*Exercise description:* Print the entries verbatim, leaving out the images they contain.

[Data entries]
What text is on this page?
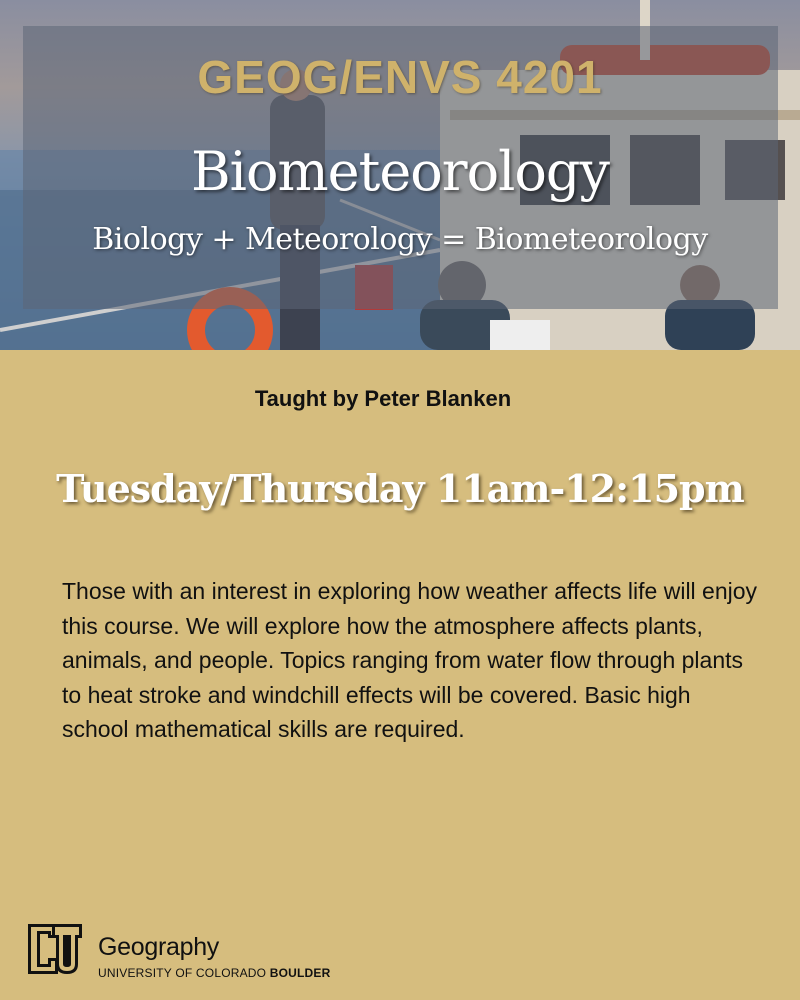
GEOG/ENVS 4201
Biometeorology
Biology + Meteorology = Biometeorology
Taught by Peter Blanken
Tuesday/Thursday 11am-12:15pm
Those with an interest in exploring how weather affects life will enjoy this course. We will explore how the atmosphere affects plants, animals, and people. Topics ranging from water flow through plants to heat stroke and windchill effects will be covered. Basic high school mathematical skills are required.
Geography
UNIVERSITY OF COLORADO BOULDER
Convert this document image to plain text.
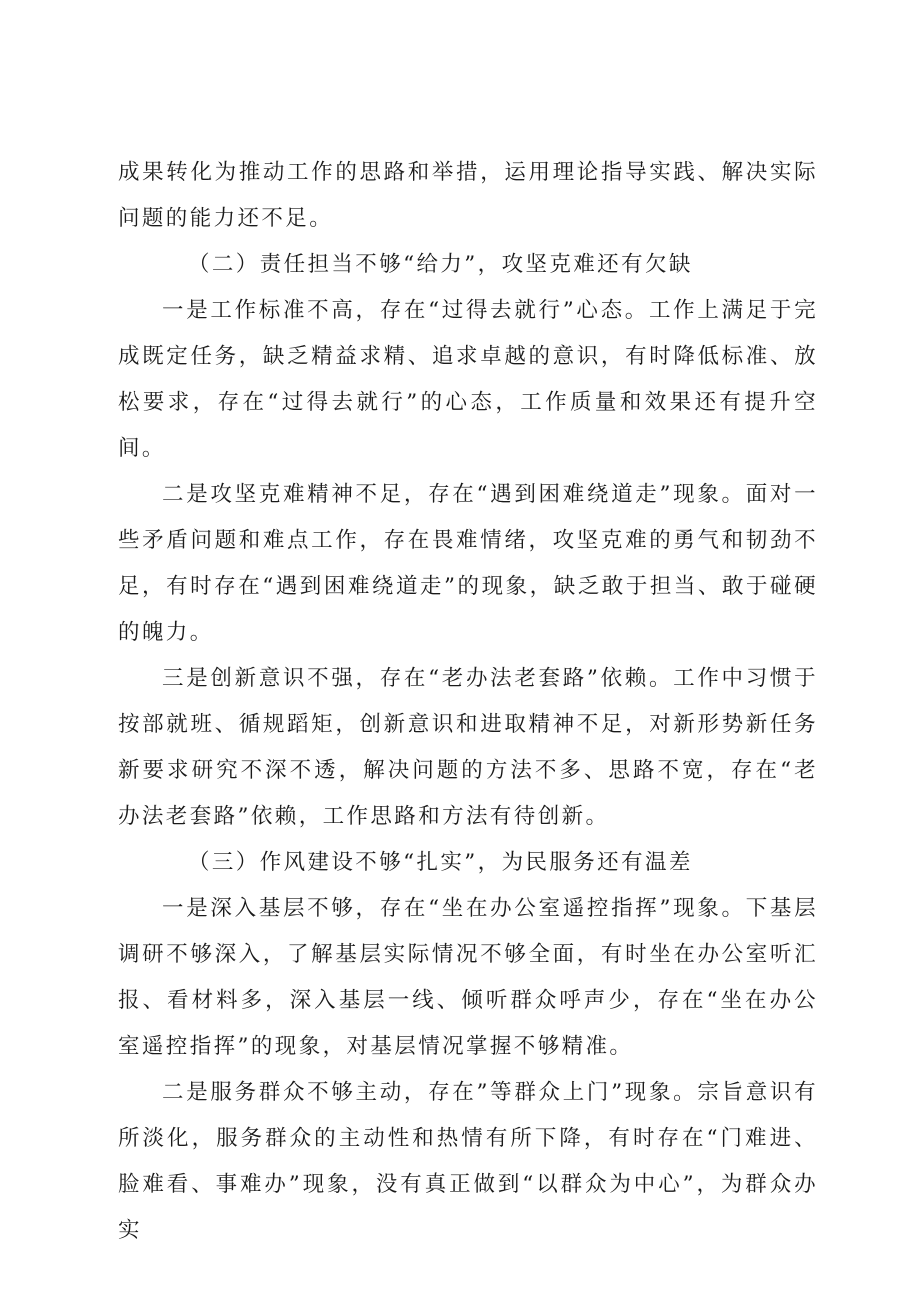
成果转化为推动工作的思路和举措，运用理论指导实践、解决实际问题的能力还不足。

（二）责任担当不够“给力”，攻坚克难还有欠缺

一是工作标准不高，存在“过得去就行”心态。工作上满足于完成既定任务，缺乏精益求精、追求卓越的意识，有时降低标准、放松要求，存在“过得去就行”的心态，工作质量和效果还有提升空间。

二是攻坚克难精神不足，存在“遇到困难绕道走”现象。面对一些矛盾问题和难点工作，存在畏难情绪，攻坚克难的勇气和韧劲不足，有时存在“遇到困难绕道走”的现象，缺乏敢于担当、敢于碰硬的魄力。

三是创新意识不强，存在“老办法老套路”依赖。工作中习惯于按部就班、循规蹈矩，创新意识和进取精神不足，对新形势新任务新要求研究不深不透，解决问题的方法不多、思路不宽，存在“老办法老套路”依赖，工作思路和方法有待创新。

（三）作风建设不够“扎实”，为民服务还有温差

一是深入基层不够，存在“坐在办公室遥控指挥”现象。下基层调研不够深入，了解基层实际情况不够全面，有时坐在办公室听汇报、看材料多，深入基层一线、倾听群众呼声少，存在“坐在办公室遥控指挥”的现象，对基层情况掌握不够精准。

二是服务群众不够主动，存在”等群众上门”现象。宗旨意识有所淡化，服务群众的主动性和热情有所下降，有时存在“门难进、脸难看、事难办”现象，没有真正做到“以群众为中心”，为群众办实
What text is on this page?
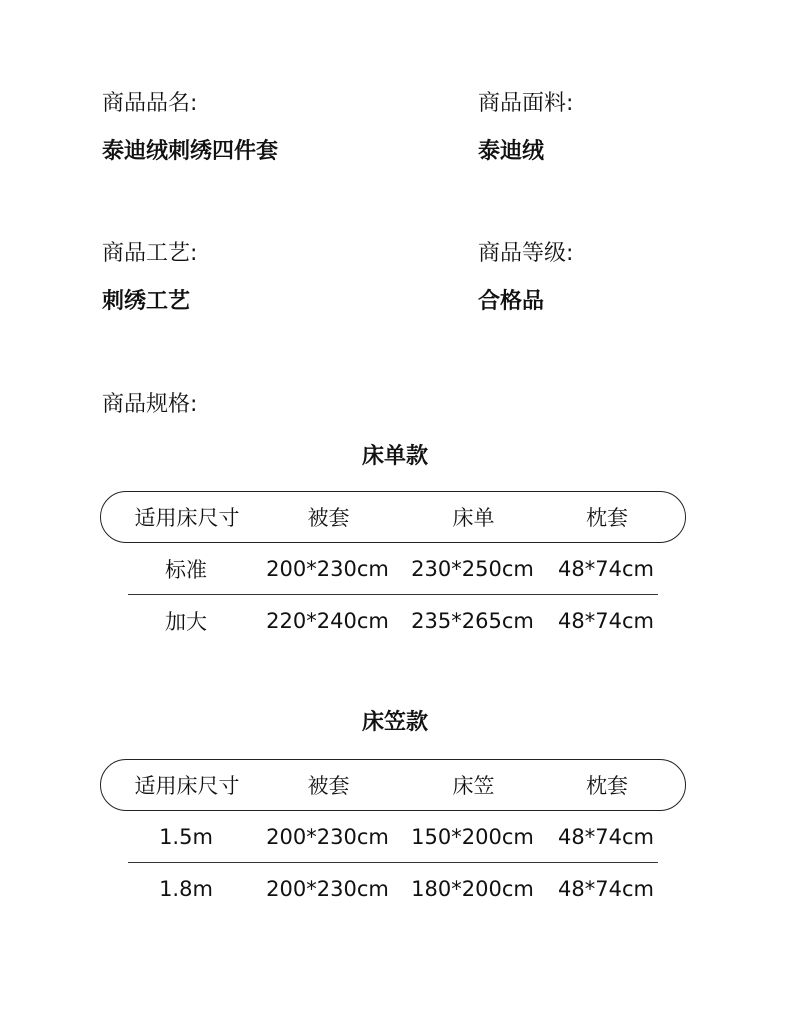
商品品名:
泰迪绒刺绣四件套
商品面料:
泰迪绒
商品工艺:
刺绣工艺
商品等级:
合格品
商品规格:
床单款
适用床尺寸	被套	床单	枕套
标准	200*230cm	230*250cm	48*74cm
加大	220*240cm	235*265cm	48*74cm
床笠款
适用床尺寸	被套	床笠	枕套
1.5m	200*230cm	150*200cm	48*74cm
1.8m	200*230cm	180*200cm	48*74cm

*Reply to the task:*
What text is on this page?
GEOG/ENVS 4201
Biometeorology
Biology + Meteorology = Biometeorology
Taught by Peter Blanken
Tuesday/Thursday 11am-12:15pm
Those with an interest in exploring how weather affects life will enjoy this course. We will explore how the atmosphere affects plants, animals, and people. Topics ranging from water flow through plants to heat stroke and windchill effects will be covered. Basic high school mathematical skills are required.
Geography
UNIVERSITY OF COLORADO BOULDER
Convert this document image to plain text.
成果转化为推动工作的思路和举措，运用理论指导实践、解决实际问题的能力还不足。

（二）责任担当不够“给力”，攻坚克难还有欠缺

一是工作标准不高，存在“过得去就行”心态。工作上满足于完成既定任务，缺乏精益求精、追求卓越的意识，有时降低标准、放松要求，存在“过得去就行”的心态，工作质量和效果还有提升空间。

二是攻坚克难精神不足，存在“遇到困难绕道走”现象。面对一些矛盾问题和难点工作，存在畏难情绪，攻坚克难的勇气和韧劲不足，有时存在“遇到困难绕道走”的现象，缺乏敢于担当、敢于碰硬的魄力。

三是创新意识不强，存在“老办法老套路”依赖。工作中习惯于按部就班、循规蹈矩，创新意识和进取精神不足，对新形势新任务新要求研究不深不透，解决问题的方法不多、思路不宽，存在“老办法老套路”依赖，工作思路和方法有待创新。

（三）作风建设不够“扎实”，为民服务还有温差

一是深入基层不够，存在“坐在办公室遥控指挥”现象。下基层调研不够深入，了解基层实际情况不够全面，有时坐在办公室听汇报、看材料多，深入基层一线、倾听群众呼声少，存在“坐在办公室遥控指挥”的现象，对基层情况掌握不够精准。

二是服务群众不够主动，存在”等群众上门”现象。宗旨意识有所淡化，服务群众的主动性和热情有所下降，有时存在“门难进、脸难看、事难办”现象，没有真正做到“以群众为中心”，为群众办实
What text is on this page?
商品品名:
泰迪绒刺绣四件套
商品面料:
泰迪绒
商品工艺:
刺绣工艺
商品等级:
合格品
商品规格:
床单款
适用床尺寸	被套	床单	枕套
标准	200*230cm	230*250cm	48*74cm
加大	220*240cm	235*265cm	48*74cm
床笠款
适用床尺寸	被套	床笠	枕套
1.5m	200*230cm	150*200cm	48*74cm
1.8m	200*230cm	180*200cm	48*74cm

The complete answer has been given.